→ Task
Gather all lines from the material that contain the word "title".

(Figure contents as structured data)
═══

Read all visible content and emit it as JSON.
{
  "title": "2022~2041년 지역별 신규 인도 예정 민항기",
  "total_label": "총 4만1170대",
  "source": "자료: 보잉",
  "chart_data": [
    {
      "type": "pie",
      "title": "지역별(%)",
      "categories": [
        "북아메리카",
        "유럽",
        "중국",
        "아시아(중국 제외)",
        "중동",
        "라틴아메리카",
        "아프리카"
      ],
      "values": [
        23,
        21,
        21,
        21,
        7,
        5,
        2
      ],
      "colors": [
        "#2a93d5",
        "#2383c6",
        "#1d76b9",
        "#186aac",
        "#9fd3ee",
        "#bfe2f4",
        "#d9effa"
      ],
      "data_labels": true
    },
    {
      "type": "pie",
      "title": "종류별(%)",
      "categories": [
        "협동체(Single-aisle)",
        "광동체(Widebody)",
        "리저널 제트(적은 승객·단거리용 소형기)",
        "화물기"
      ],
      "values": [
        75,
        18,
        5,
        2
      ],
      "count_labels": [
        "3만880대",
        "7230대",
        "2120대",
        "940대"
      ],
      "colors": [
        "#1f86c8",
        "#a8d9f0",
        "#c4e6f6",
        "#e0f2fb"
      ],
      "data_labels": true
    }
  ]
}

═══

→ The answer
  "title": "2022~2041년 지역별 신규 인도 예정 민항기",
      "title": "지역별(%)",
      "title": "종류별(%)",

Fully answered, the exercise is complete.